Your goal -> The answer is one number: how many lines in the data below hold "WOLF".
***** Material
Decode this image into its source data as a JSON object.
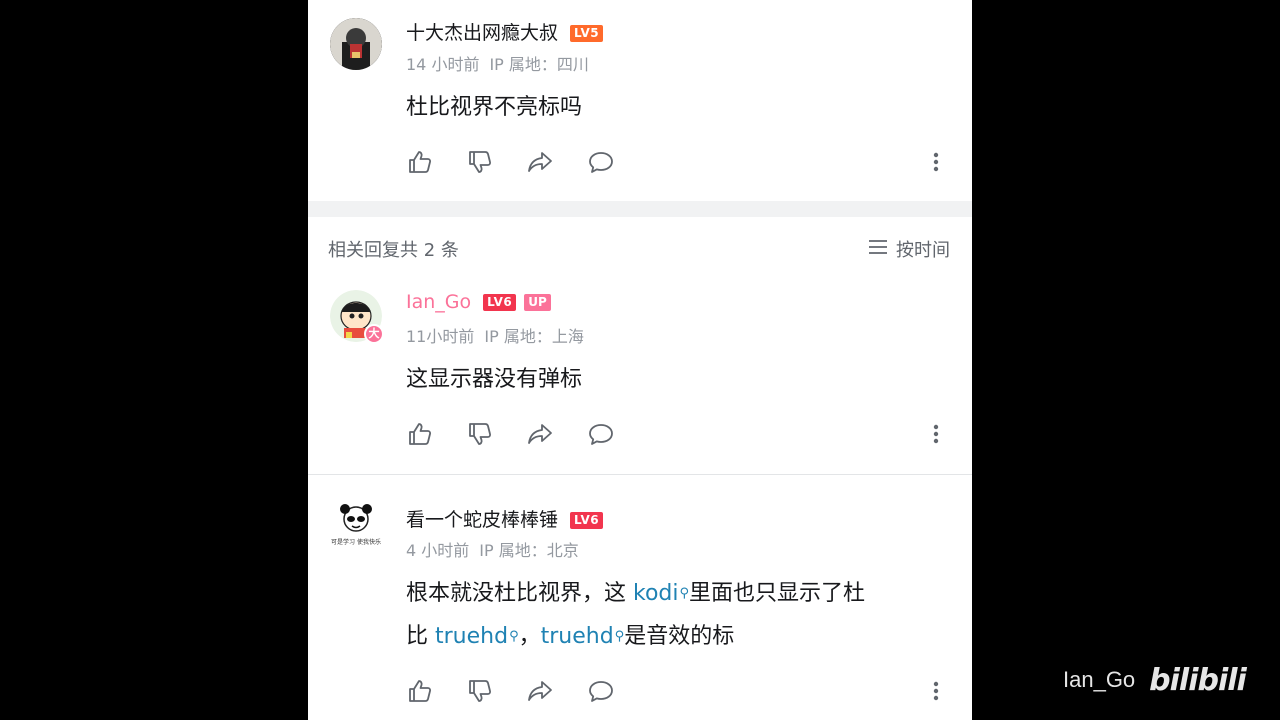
{
  "comments": [
    {
      "username": "十大杰出网瘾大叔",
      "level": "LV5",
      "time": "14 小时前",
      "ip": "IP 属地：四川",
      "text": "杜比视界不亮标吗"
    },
    {
      "username": "Ian_Go",
      "level": "LV6",
      "up_tag": "UP",
      "avatar_badge": "大",
      "time": "11小时前",
      "ip": "IP 属地：上海",
      "text": "这显示器没有弹标"
    },
    {
      "username": "看一个蛇皮棒棒锤",
      "level": "LV6",
      "avatar_caption": "可是学习 使我快乐",
      "time": "4 小时前",
      "ip": "IP 属地：北京",
      "text_line1_a": "根本就没杜比视界，这 ",
      "text_line1_kw": "kodi",
      "text_line1_b": "里面也只显示了杜",
      "text_line2_a": "比 ",
      "text_line2_kw1": "truehd",
      "text_line2_b": "，",
      "text_line2_kw2": "truehd",
      "text_line2_c": "是音效的标"
    }
  ],
  "replies_header": "相关回复共 2 条",
  "sort_label": "按时间",
  "watermark": {
    "user": "Ian_Go",
    "logo": "bilibili"
  },
  "icons": {
    "like": "thumb-up-icon",
    "dislike": "thumb-down-icon",
    "share": "share-icon",
    "reply": "comment-icon",
    "more": "more-vertical-icon",
    "sort": "sort-lines-icon",
    "search": "search-icon"
  },
  "colors": {
    "up_name": "#fb7299",
    "lv5": "#ff6a2b",
    "lv6": "#f2354e",
    "keyword": "#1f82b3",
    "meta": "#9499a0"
  }
}
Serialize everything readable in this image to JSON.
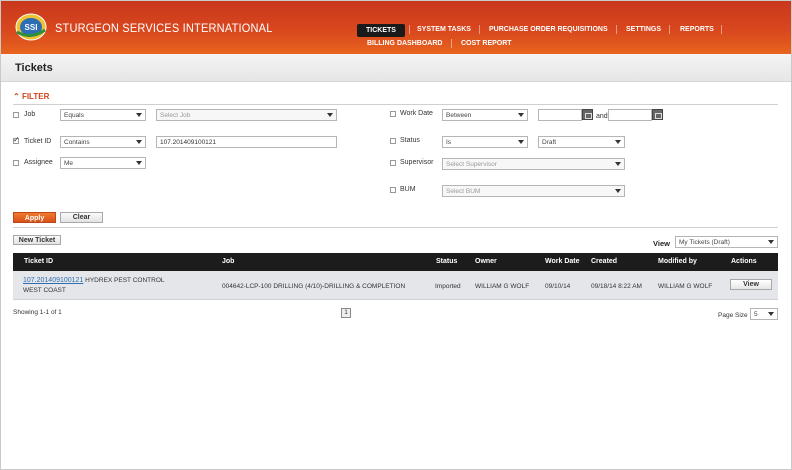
{
  "app": {
    "brand": "STURGEON SERVICES INTERNATIONAL",
    "logo_text": "SSI"
  },
  "nav": {
    "tickets": "TICKETS",
    "system_tasks": "SYSTEM TASKS",
    "purchase_order_requisitions": "PURCHASE ORDER REQUISITIONS",
    "settings": "SETTINGS",
    "reports": "REPORTS",
    "billing_dashboard": "BILLING DASHBOARD",
    "cost_report": "COST REPORT"
  },
  "page": {
    "title": "Tickets"
  },
  "filter": {
    "heading": "FILTER",
    "job": {
      "label": "Job",
      "operator": "Equals",
      "value_placeholder": "Select Job"
    },
    "ticket_id": {
      "label": "Ticket ID",
      "operator": "Contains",
      "value": "107.201409100121"
    },
    "assignee": {
      "label": "Assignee",
      "value": "Me"
    },
    "work_date": {
      "label": "Work Date",
      "operator": "Between",
      "and_label": "and"
    },
    "status": {
      "label": "Status",
      "operator": "Is",
      "value": "Draft"
    },
    "supervisor": {
      "label": "Supervisor",
      "value_placeholder": "Select Supervisor"
    },
    "bum": {
      "label": "BUM",
      "value_placeholder": "Select BUM"
    },
    "apply_label": "Apply",
    "clear_label": "Clear"
  },
  "toolbar": {
    "new_ticket_label": "New Ticket",
    "view_label": "View",
    "view_value": "My Tickets (Draft)"
  },
  "table": {
    "headers": {
      "ticket_id": "Ticket ID",
      "job": "Job",
      "status": "Status",
      "owner": "Owner",
      "work_date": "Work Date",
      "created": "Created",
      "modified_by": "Modified by",
      "actions": "Actions"
    },
    "rows": [
      {
        "ticket_id": "107.201409100121",
        "ticket_desc_1": "HYDREX PEST CONTROL",
        "ticket_desc_2": "WEST COAST",
        "job": "004642-LCP-100 DRILLING (4/10)-DRILLING & COMPLETION",
        "status": "Imported",
        "owner": "WILLIAM G WOLF",
        "work_date": "09/10/14",
        "created": "09/18/14 8:22 AM",
        "modified_by": "WILLIAM G WOLF",
        "action_label": "View"
      }
    ]
  },
  "footer": {
    "showing": "Showing 1-1 of 1",
    "page_number": "1",
    "page_size_label": "Page Size",
    "page_size_value": "5"
  },
  "colors": {
    "header_orange": "#d8471e",
    "accent_orange": "#d0451b",
    "table_header": "#1c1c1c",
    "link_blue": "#2f6fb0"
  }
}
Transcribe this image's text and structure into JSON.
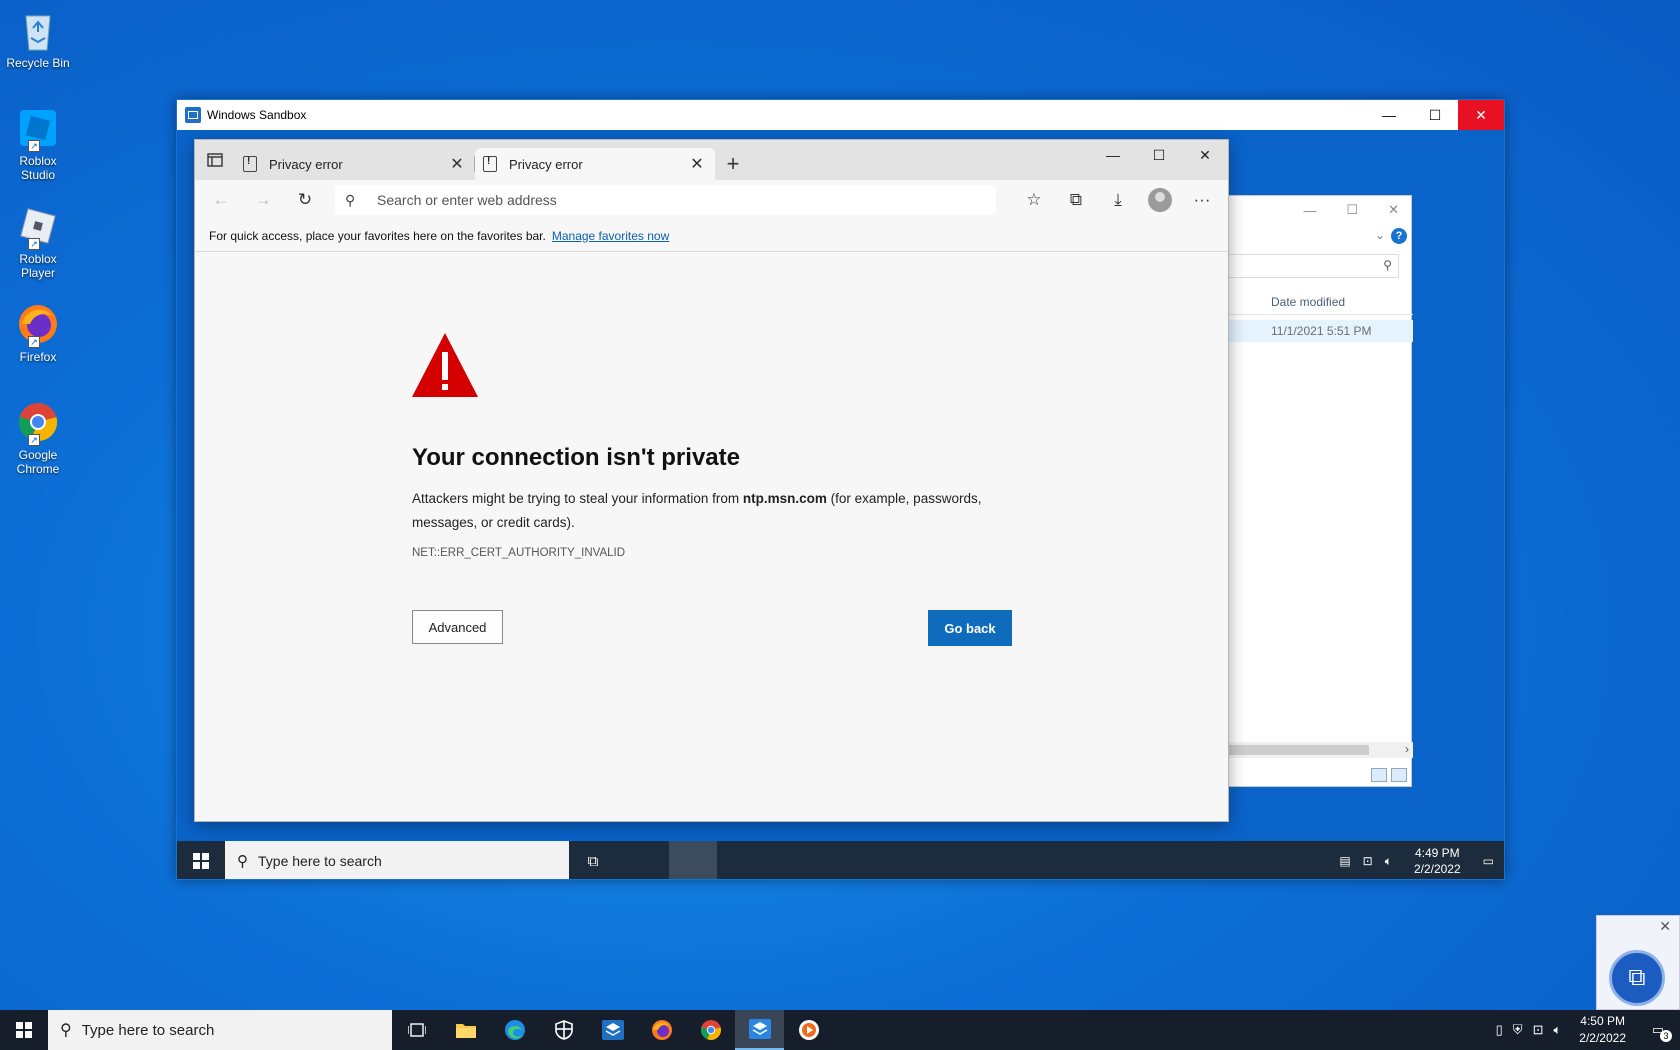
{
  "desktop": {
    "icons": [
      {
        "label": "Recycle Bin"
      },
      {
        "label": "Roblox Studio"
      },
      {
        "label": "Roblox Player"
      },
      {
        "label": "Firefox"
      },
      {
        "label": "Google Chrome"
      }
    ]
  },
  "sandbox": {
    "title": "Windows Sandbox",
    "controls": {
      "minimize": "—",
      "maximize": "☐",
      "close": "✕"
    }
  },
  "explorer": {
    "column_header": "Date modified",
    "row_date": "11/1/2021 5:51 PM"
  },
  "browser": {
    "tabs": [
      {
        "title": "Privacy error",
        "active": false
      },
      {
        "title": "Privacy error",
        "active": true
      }
    ],
    "address_placeholder": "Search or enter web address",
    "favorites_bar_text": "For quick access, place your favorites here on the favorites bar.",
    "favorites_bar_link": "Manage favorites now",
    "error": {
      "title": "Your connection isn't private",
      "desc_before": "Attackers might be trying to steal your information from ",
      "domain": "ntp.msn.com",
      "desc_after": " (for example, passwords, messages, or credit cards).",
      "code": "NET::ERR_CERT_AUTHORITY_INVALID",
      "advanced_label": "Advanced",
      "goback_label": "Go back"
    }
  },
  "inner_taskbar": {
    "search_placeholder": "Type here to search",
    "time": "4:49 PM",
    "date": "2/2/2022"
  },
  "taskbar": {
    "search_placeholder": "Type here to search",
    "time": "4:50 PM",
    "date": "2/2/2022",
    "notification_count": "3"
  },
  "colors": {
    "accent": "#0f6cbd",
    "warning_red": "#d40000",
    "close_red": "#e81123"
  }
}
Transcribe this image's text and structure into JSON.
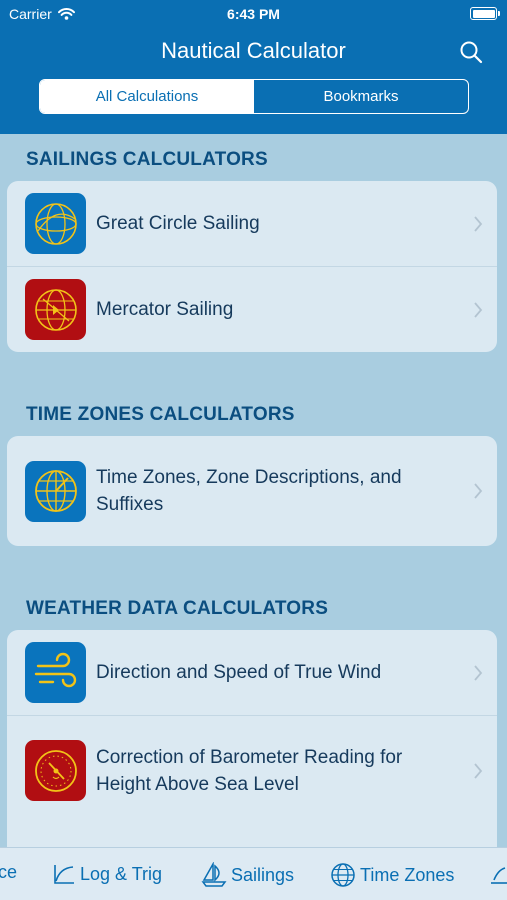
{
  "status_bar": {
    "carrier": "Carrier",
    "time": "6:43 PM"
  },
  "nav": {
    "title": "Nautical Calculator"
  },
  "segments": [
    {
      "label": "All Calculations",
      "active": true
    },
    {
      "label": "Bookmarks",
      "active": false
    }
  ],
  "sections": [
    {
      "title": "SAILINGS CALCULATORS",
      "items": [
        {
          "label": "Great Circle Sailing",
          "icon": "great-circle-globe-icon"
        },
        {
          "label": "Mercator Sailing",
          "icon": "mercator-globe-icon"
        }
      ]
    },
    {
      "title": "TIME ZONES CALCULATORS",
      "items": [
        {
          "label": "Time Zones, Zone Descriptions, and Suffixes",
          "icon": "time-zone-globe-icon"
        }
      ]
    },
    {
      "title": "WEATHER DATA CALCULATORS",
      "items": [
        {
          "label": "Direction and Speed of True Wind",
          "icon": "wind-icon"
        },
        {
          "label": "Correction of Barometer Reading for Height Above Sea Level",
          "icon": "barometer-icon"
        }
      ]
    }
  ],
  "tabbar": [
    {
      "label": "ce",
      "icon": ""
    },
    {
      "label": "Log & Trig",
      "icon": "log-curve-icon"
    },
    {
      "label": "Sailings",
      "icon": "sailboat-icon"
    },
    {
      "label": "Time Zones",
      "icon": "globe-icon"
    },
    {
      "label": "",
      "icon": "weather-icon"
    }
  ],
  "colors": {
    "header": "#0a6fb3",
    "background": "#a9cde0",
    "card": "#dbe9f2",
    "section_title": "#0b4e80",
    "icon_blue": "#0a74bd",
    "icon_red": "#b10e12",
    "icon_line": "#f2c318"
  }
}
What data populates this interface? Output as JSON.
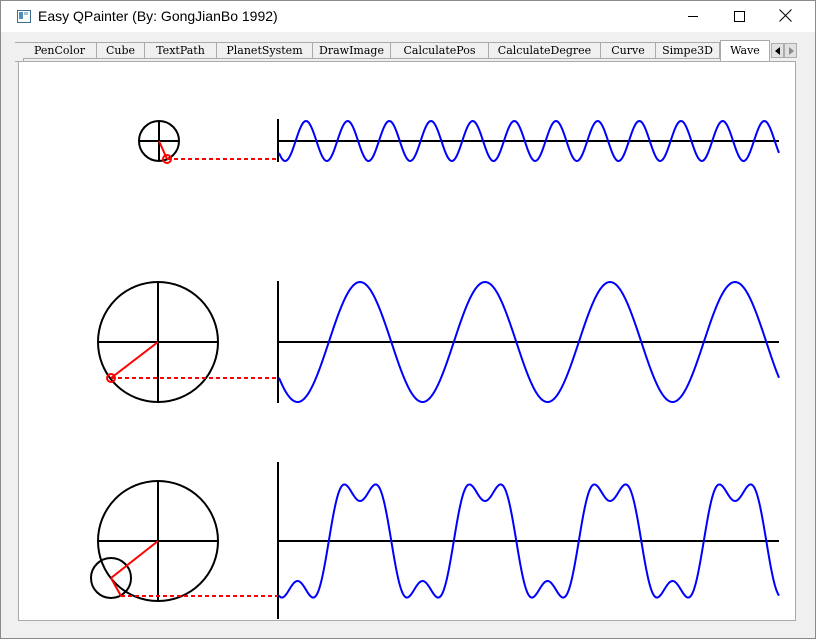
{
  "window": {
    "title": "Easy QPainter (By: GongJianBo 1992)",
    "icon": "app-window-icon",
    "controls": [
      "minimize-icon",
      "maximize-icon",
      "close-icon"
    ]
  },
  "tabs": {
    "items": [
      "PenColor",
      "Cube",
      "TextPath",
      "PlanetSystem",
      "DrawImage",
      "CalculatePos",
      "CalculateDegree",
      "Curve",
      "Simpe3D",
      "Wave"
    ],
    "active": "Wave",
    "scroll_icons": [
      "arrow-left-icon",
      "arrow-right-icon"
    ]
  },
  "wave_view": {
    "colors": {
      "axis": "#000000",
      "wave": "#0000ff",
      "radius": "#ff0000",
      "projection": "#ff0000"
    },
    "rows": [
      {
        "name": "small-sine",
        "amplitude_ratio": 0.2,
        "cycles_visible": 12,
        "has_harmonic": false
      },
      {
        "name": "large-sine",
        "amplitude_ratio": 0.6,
        "cycles_visible": 4,
        "has_harmonic": false
      },
      {
        "name": "sine-with-harmonic",
        "amplitude_ratio": 0.6,
        "cycles_visible": 4,
        "has_harmonic": true
      }
    ]
  }
}
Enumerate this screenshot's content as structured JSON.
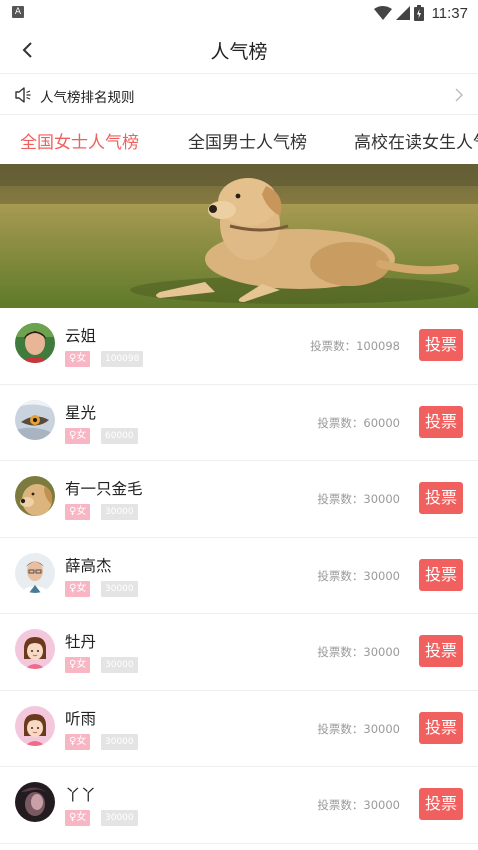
{
  "status_bar": {
    "app_icon_letter": "A",
    "time": "11:37"
  },
  "header": {
    "title": "人气榜"
  },
  "rules": {
    "label": "人气榜排名规则"
  },
  "tabs": [
    {
      "label": "全国女士人气榜",
      "active": true
    },
    {
      "label": "全国男士人气榜",
      "active": false
    },
    {
      "label": "高校在读女生人气榜",
      "active": false
    }
  ],
  "colors": {
    "accent": "#f0605e",
    "gender_badge": "#f8b6c4",
    "id_badge": "#e4e4e4"
  },
  "rankings": [
    {
      "name": "云姐",
      "gender": "♀女",
      "id": "100098",
      "votes": "投票数：100098",
      "vote_label": "投票",
      "avatar": "photo-woman"
    },
    {
      "name": "星光",
      "gender": "♀女",
      "id": "60000",
      "votes": "投票数：60000",
      "vote_label": "投票",
      "avatar": "photo-eye"
    },
    {
      "name": "有一只金毛",
      "gender": "♀女",
      "id": "30000",
      "votes": "投票数：30000",
      "vote_label": "投票",
      "avatar": "photo-dog"
    },
    {
      "name": "薛高杰",
      "gender": "♀女",
      "id": "30000",
      "votes": "投票数：30000",
      "vote_label": "投票",
      "avatar": "photo-man"
    },
    {
      "name": "牡丹",
      "gender": "♀女",
      "id": "30000",
      "votes": "投票数：30000",
      "vote_label": "投票",
      "avatar": "default-girl"
    },
    {
      "name": "听雨",
      "gender": "♀女",
      "id": "30000",
      "votes": "投票数：30000",
      "vote_label": "投票",
      "avatar": "default-girl"
    },
    {
      "name": "丫丫",
      "gender": "♀女",
      "id": "30000",
      "votes": "投票数：30000",
      "vote_label": "投票",
      "avatar": "photo-dark"
    }
  ]
}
**********
Response for this exercise -> 2